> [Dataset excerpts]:
##############################

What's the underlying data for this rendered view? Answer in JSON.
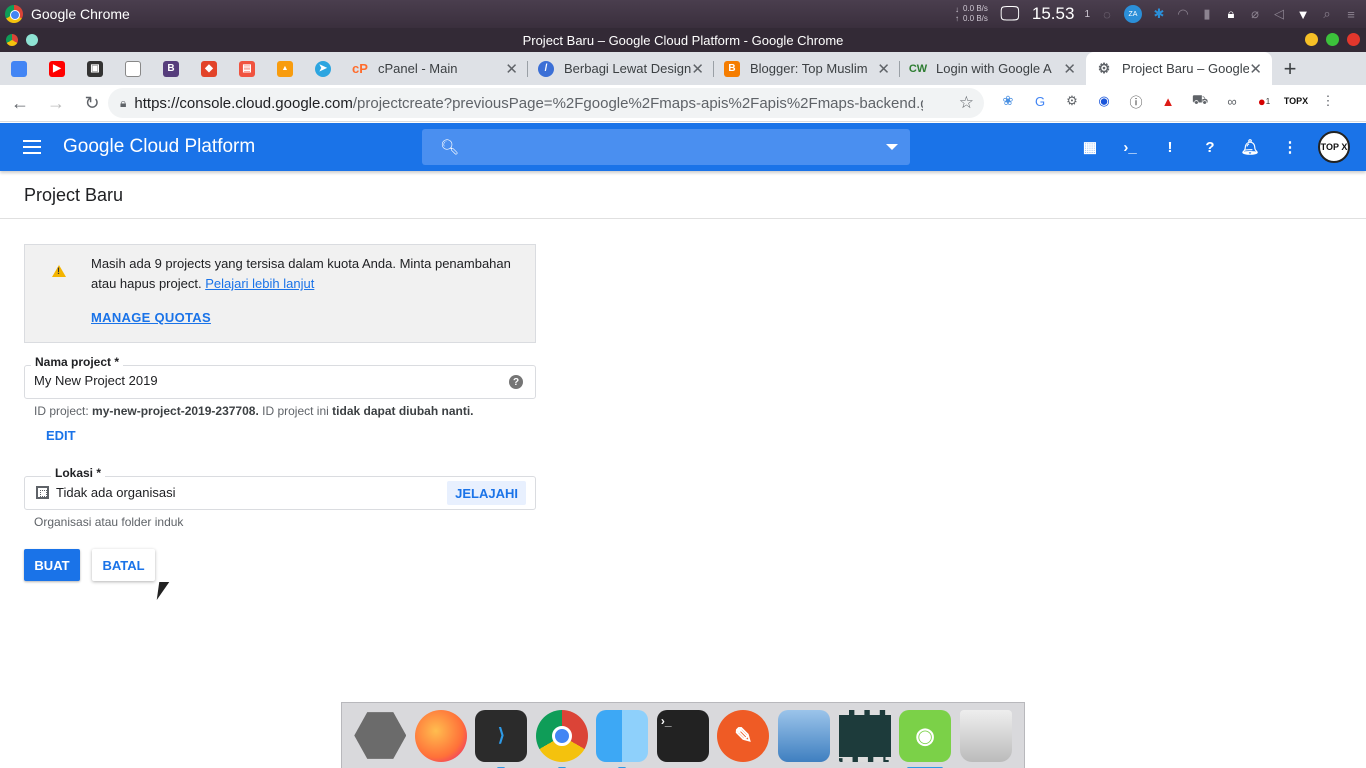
{
  "os_bar": {
    "app_name": "Google Chrome",
    "net_down": "0.0 B/s",
    "net_up": "0.0 B/s",
    "clock": "15.53",
    "workspace": "1",
    "tray_badge": "ZA"
  },
  "window": {
    "title": "Project Baru – Google Cloud Platform - Google Chrome"
  },
  "tabs": [
    {
      "label": "cPanel - Main",
      "color": "#ff6c2c"
    },
    {
      "label": "Berbagi Lewat Design",
      "color": "#3b6fd6"
    },
    {
      "label": "Blogger: Top Muslim",
      "color": "#f57d00"
    },
    {
      "label": "Login with Google A",
      "color": "#2e7d32"
    },
    {
      "label": "Project Baru – Google",
      "color": "#5f6368"
    }
  ],
  "pinned_tabs": [
    {
      "icon": "docs-icon",
      "color": "#4285f4"
    },
    {
      "icon": "youtube-icon",
      "color": "#ff0000"
    },
    {
      "icon": "app-icon",
      "color": "#333333"
    },
    {
      "icon": "file-icon",
      "color": "#888888"
    },
    {
      "icon": "bootstrap-icon",
      "color": "#563d7c"
    },
    {
      "icon": "gitlab-icon",
      "color": "#e24329"
    },
    {
      "icon": "laravel-icon",
      "color": "#f05340"
    },
    {
      "icon": "phpmyadmin-icon",
      "color": "#f89c0e"
    },
    {
      "icon": "telegram-icon",
      "color": "#2ca5e0"
    }
  ],
  "omnibox": {
    "url_host": "https://console.cloud.google.com",
    "url_rest": "/projectcreate?previousPage=%2Fgoogle%2Fmaps-apis%2Fapis%2Fmaps-backend.g..."
  },
  "extension_badge": "1",
  "gcp": {
    "title": "Google Cloud Platform",
    "avatar_text": "TOP X"
  },
  "page": {
    "title": "Project Baru"
  },
  "notice": {
    "text": "Masih ada 9 projects yang tersisa dalam kuota Anda. Minta penambahan atau hapus project.",
    "link": "Pelajari lebih lanjut",
    "action": "MANAGE QUOTAS"
  },
  "form": {
    "project_name_label": "Nama project *",
    "project_name_value": "My New Project 2019",
    "project_id_prefix": "ID project:",
    "project_id_value": "my-new-project-2019-237708.",
    "project_id_middle": "ID project ini",
    "project_id_bold": "tidak dapat diubah nanti.",
    "edit_label": "EDIT",
    "location_label": "Lokasi *",
    "location_value": "Tidak ada organisasi",
    "browse_label": "JELAJAHI",
    "location_hint": "Organisasi atau folder induk",
    "create_label": "BUAT",
    "cancel_label": "BATAL"
  },
  "dock": [
    {
      "name": "launcher",
      "color": "#6b6b6b"
    },
    {
      "name": "firefox",
      "color": "#ff7139"
    },
    {
      "name": "vscode",
      "color": "#2b2b2b"
    },
    {
      "name": "chrome",
      "color": "#4285f4"
    },
    {
      "name": "finder",
      "color": "#3da8f5"
    },
    {
      "name": "terminal",
      "color": "#222222"
    },
    {
      "name": "postman",
      "color": "#ef5b25"
    },
    {
      "name": "screenshot",
      "color": "#5a9bd5"
    },
    {
      "name": "video",
      "color": "#1d3b3b"
    },
    {
      "name": "camera",
      "color": "#7bd148"
    },
    {
      "name": "trash",
      "color": "#dcdcdc"
    }
  ]
}
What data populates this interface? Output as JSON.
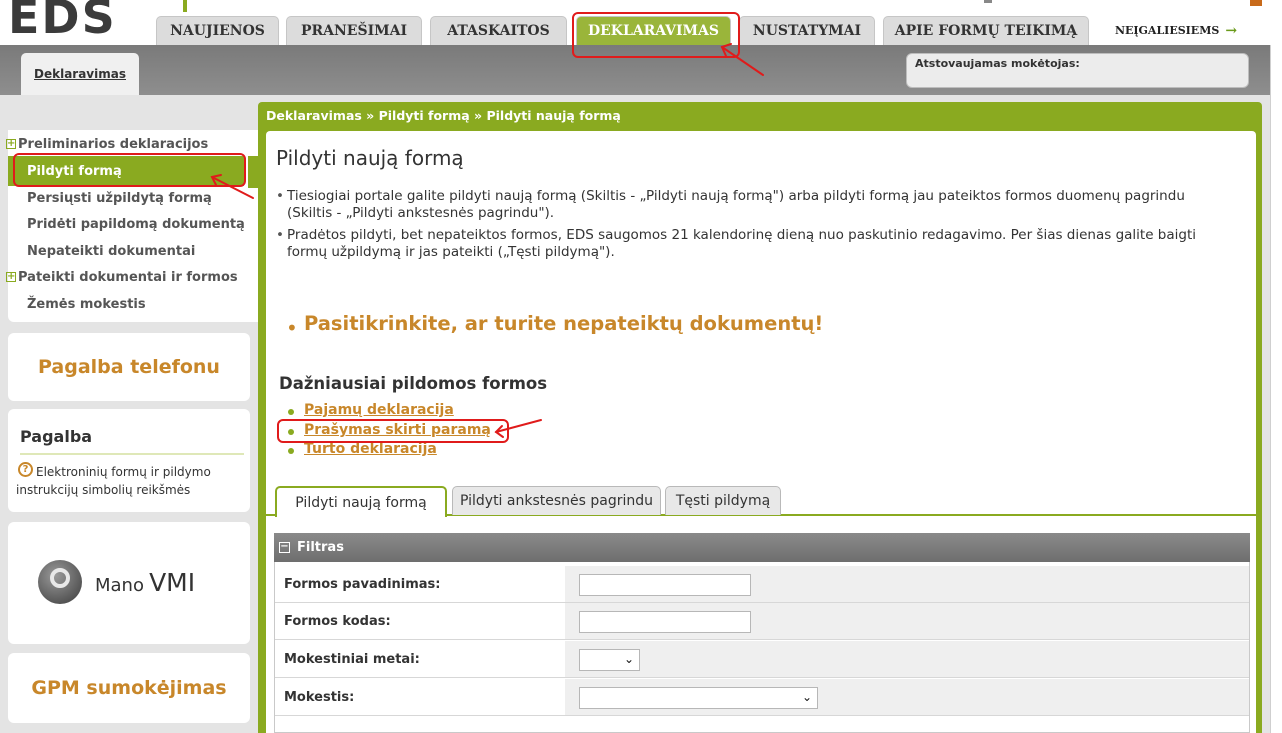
{
  "header": {
    "logo_text": "EDS",
    "tabs": [
      {
        "label": "NAUJIENOS"
      },
      {
        "label": "PRANEŠIMAI"
      },
      {
        "label": "ATASKAITOS"
      },
      {
        "label": "DEKLARAVIMAS"
      },
      {
        "label": "NUSTATYMAI"
      },
      {
        "label": "APIE FORMŲ TEIKIMĄ"
      }
    ],
    "accessibility_link": "NEĮGALIESIEMS",
    "accessibility_arrow": "→"
  },
  "subbar": {
    "active_tab": "Deklaravimas",
    "payer_label": "Atstovaujamas mokėtojas:"
  },
  "sidebar": {
    "items": [
      {
        "label": "Preliminarios deklaracijos",
        "expandable": true
      },
      {
        "label": "Pildyti formą",
        "active": true
      },
      {
        "label": "Persiųsti užpildytą formą"
      },
      {
        "label": "Pridėti papildomą dokumentą"
      },
      {
        "label": "Nepateikti dokumentai"
      },
      {
        "label": "Pateikti dokumentai ir formos",
        "expandable": true
      },
      {
        "label": "Žemės mokestis"
      }
    ],
    "phone_help": "Pagalba telefonu",
    "help_title": "Pagalba",
    "help_icon": "?",
    "help_text": "Elektroninių formų ir pildymo instrukcijų simbolių reikšmės",
    "mano_vmi_small": "Mano",
    "mano_vmi_big": "VMI",
    "gpm": "GPM sumokėjimas"
  },
  "main": {
    "breadcrumb": "Deklaravimas » Pildyti formą » Pildyti naują formą",
    "title": "Pildyti naują formą",
    "bullets": [
      "Tiesiogiai portale galite pildyti naują formą (Skiltis - „Pildyti naują formą\") arba pildyti formą jau pateiktos formos duomenų pagrindu (Skiltis - „Pildyti ankstesnės pagrindu\").",
      "Pradėtos pildyti, bet nepateiktos formos, EDS saugomos 21 kalendorinę dieną nuo paskutinio redagavimo. Per šias dienas galite baigti formų užpildymą ir jas pateikti („Tęsti pildymą\")."
    ],
    "warning": "Pasitikrinkite, ar turite nepateiktų dokumentų!",
    "frequent_title": "Dažniausiai pildomos formos",
    "frequent_forms": [
      "Pajamų deklaracija",
      "Prašymas skirti paramą",
      "Turto deklaracija"
    ],
    "tabs": [
      {
        "label": "Pildyti naują formą",
        "active": true
      },
      {
        "label": "Pildyti ankstesnės pagrindu"
      },
      {
        "label": "Tęsti pildymą"
      }
    ]
  },
  "filter": {
    "title": "Filtras",
    "rows": [
      {
        "label": "Formos pavadinimas:",
        "type": "text",
        "value": ""
      },
      {
        "label": "Formos kodas:",
        "type": "text",
        "value": ""
      },
      {
        "label": "Mokestiniai metai:",
        "type": "select",
        "value": ""
      },
      {
        "label": "Mokestis:",
        "type": "select",
        "value": ""
      }
    ]
  },
  "colors": {
    "brand_green": "#8aaa20",
    "accent_orange": "#c8872a",
    "annotation_red": "#e01b1b"
  }
}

##############################

> [DIRECTIONS]:
Each line that holds the word "pagrindu" is to be copied.

> [IN RESPONSE]:
      "Tiesiogiai portale galite pildyti naują formą (Skiltis - „Pildyti naują formą\") arba pildyti formą jau pateiktos formos duomenų pagrindu (Skiltis - „Pildyti ankstesnės pagrindu\").",
        "label": "Pildyti ankstesnės pagrindu"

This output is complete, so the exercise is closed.